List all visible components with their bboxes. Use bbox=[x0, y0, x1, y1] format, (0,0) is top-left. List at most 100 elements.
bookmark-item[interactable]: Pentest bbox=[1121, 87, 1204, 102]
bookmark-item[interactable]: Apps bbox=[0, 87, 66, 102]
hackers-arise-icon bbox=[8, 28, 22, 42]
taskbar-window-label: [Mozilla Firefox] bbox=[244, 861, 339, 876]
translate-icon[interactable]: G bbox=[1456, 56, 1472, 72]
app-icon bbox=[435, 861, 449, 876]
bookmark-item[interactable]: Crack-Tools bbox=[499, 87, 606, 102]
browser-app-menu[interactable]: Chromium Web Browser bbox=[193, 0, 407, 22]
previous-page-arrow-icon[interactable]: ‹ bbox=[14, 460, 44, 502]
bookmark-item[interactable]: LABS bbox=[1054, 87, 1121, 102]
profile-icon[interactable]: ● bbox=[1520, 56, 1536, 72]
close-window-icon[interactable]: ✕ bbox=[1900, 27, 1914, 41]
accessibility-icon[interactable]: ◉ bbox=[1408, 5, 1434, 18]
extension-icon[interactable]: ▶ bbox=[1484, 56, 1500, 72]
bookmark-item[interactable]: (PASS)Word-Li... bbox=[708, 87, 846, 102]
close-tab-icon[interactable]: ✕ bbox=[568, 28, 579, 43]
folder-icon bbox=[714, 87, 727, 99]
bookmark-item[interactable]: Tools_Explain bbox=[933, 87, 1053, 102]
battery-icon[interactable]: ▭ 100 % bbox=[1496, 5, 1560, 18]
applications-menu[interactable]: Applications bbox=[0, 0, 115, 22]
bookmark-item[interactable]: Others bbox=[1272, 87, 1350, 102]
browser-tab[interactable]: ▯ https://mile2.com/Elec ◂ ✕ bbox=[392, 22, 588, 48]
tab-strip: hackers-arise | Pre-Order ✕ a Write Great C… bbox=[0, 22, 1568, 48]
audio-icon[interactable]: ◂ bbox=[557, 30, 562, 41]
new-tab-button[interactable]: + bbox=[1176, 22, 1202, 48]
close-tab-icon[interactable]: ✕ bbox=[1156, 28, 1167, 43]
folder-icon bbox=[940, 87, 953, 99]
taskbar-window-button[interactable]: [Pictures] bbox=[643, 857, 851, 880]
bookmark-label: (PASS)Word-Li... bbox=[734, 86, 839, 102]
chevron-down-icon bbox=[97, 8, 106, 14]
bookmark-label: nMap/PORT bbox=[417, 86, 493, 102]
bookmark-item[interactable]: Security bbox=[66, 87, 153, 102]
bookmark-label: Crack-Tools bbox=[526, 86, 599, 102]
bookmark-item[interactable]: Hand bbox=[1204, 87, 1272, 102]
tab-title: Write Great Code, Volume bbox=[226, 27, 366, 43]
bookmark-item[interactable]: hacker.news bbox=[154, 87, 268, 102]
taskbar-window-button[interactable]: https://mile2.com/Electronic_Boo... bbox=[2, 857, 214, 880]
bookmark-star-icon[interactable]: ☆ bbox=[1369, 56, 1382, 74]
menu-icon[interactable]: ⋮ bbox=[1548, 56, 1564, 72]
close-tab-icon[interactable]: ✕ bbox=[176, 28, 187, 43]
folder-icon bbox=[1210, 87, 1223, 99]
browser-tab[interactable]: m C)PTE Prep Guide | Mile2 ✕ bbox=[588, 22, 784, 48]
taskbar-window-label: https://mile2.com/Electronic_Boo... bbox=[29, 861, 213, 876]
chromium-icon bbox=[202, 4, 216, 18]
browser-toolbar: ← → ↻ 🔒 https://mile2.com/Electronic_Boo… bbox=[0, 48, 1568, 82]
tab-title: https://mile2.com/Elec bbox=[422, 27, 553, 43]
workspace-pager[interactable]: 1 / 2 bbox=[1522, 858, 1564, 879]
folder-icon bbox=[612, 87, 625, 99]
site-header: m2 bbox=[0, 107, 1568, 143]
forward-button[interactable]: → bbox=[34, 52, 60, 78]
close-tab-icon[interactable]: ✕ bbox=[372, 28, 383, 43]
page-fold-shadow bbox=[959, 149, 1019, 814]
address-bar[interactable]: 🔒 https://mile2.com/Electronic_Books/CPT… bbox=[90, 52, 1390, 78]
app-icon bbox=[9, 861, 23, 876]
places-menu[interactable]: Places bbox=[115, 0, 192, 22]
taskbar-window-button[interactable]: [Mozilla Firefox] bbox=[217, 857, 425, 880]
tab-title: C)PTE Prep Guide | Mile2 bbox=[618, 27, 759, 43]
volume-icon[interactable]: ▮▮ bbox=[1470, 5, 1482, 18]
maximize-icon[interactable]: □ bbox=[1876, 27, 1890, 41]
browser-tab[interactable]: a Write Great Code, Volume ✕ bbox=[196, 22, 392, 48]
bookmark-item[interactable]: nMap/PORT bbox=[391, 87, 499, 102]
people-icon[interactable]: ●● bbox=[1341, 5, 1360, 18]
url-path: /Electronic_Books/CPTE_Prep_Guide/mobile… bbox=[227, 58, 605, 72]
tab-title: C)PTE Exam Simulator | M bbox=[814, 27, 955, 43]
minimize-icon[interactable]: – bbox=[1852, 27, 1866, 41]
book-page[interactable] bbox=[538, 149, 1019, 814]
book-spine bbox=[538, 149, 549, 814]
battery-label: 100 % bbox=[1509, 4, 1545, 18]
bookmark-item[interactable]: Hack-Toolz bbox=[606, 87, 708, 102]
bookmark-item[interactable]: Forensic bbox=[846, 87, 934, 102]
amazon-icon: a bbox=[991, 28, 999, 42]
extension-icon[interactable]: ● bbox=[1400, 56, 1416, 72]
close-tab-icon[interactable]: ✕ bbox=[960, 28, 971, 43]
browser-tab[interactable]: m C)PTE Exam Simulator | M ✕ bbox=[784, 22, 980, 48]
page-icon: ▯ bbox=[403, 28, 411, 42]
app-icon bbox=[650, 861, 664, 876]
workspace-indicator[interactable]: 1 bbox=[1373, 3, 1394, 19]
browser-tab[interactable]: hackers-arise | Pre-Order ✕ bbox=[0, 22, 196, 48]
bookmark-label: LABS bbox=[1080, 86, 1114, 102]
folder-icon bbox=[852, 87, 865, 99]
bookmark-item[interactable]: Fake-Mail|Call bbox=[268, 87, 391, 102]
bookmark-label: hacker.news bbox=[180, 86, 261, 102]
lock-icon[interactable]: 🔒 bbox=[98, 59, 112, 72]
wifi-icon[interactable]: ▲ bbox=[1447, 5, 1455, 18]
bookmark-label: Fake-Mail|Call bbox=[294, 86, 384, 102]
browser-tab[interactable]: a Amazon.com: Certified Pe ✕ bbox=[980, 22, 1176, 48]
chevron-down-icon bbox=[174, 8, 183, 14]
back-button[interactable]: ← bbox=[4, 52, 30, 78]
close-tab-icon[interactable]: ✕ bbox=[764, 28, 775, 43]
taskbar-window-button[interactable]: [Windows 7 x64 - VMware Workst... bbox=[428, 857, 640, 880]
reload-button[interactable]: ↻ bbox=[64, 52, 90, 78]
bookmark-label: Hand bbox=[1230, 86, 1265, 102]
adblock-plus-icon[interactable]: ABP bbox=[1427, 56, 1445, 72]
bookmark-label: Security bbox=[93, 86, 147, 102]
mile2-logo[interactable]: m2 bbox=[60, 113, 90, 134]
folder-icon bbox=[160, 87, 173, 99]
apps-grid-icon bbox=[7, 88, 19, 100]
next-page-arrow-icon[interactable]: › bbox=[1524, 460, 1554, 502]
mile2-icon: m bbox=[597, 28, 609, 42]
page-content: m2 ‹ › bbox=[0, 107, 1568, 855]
.....
● **Description of the task**
Lay out every line from the start of the records down through the line containing "extension-icon[interactable]: ▶ bbox=[1484, 56, 1500, 72]" as a Markdown table with two columns, Row and Entry. Number the lines in order and leave out any blank ones.

● **Result of the task**
| Row | Entry |
|---|---|
| 1 | List all visible components with their bboxes. Use bbox=[x0, y0, x1, y1] format, (0,0) is top-left. List at most 100 elements. |
| 2 | bookmark-item[interactable]: Pentest bbox=[1121, 87, 1204, 102] |
| 3 | bookmark-item[interactable]: Apps bbox=[0, 87, 66, 102] |
| 4 | hackers-arise-icon bbox=[8, 28, 22, 42] |
| 5 | taskbar-window-label: [Mozilla Firefox] bbox=[244, 861, 339, 876] |
| 6 | translate-icon[interactable]: G bbox=[1456, 56, 1472, 72] |
| 7 | app-icon bbox=[435, 861, 449, 876] |
| 8 | bookmark-item[interactable]: Crack-Tools bbox=[499, 87, 606, 102] |
| 9 | browser-app-menu[interactable]: Chromium Web Browser bbox=[193, 0, 407, 22] |
| 10 | previous-page-arrow-icon[interactable]: ‹ bbox=[14, 460, 44, 502] |
| 11 | bookmark-item[interactable]: LABS bbox=[1054, 87, 1121, 102] |
| 12 | profile-icon[interactable]: ● bbox=[1520, 56, 1536, 72] |
| 13 | close-window-icon[interactable]: ✕ bbox=[1900, 27, 1914, 41] |
| 14 | accessibility-icon[interactable]: ◉ bbox=[1408, 5, 1434, 18] |
| 15 | extension-icon[interactable]: ▶ bbox=[1484, 56, 1500, 72] |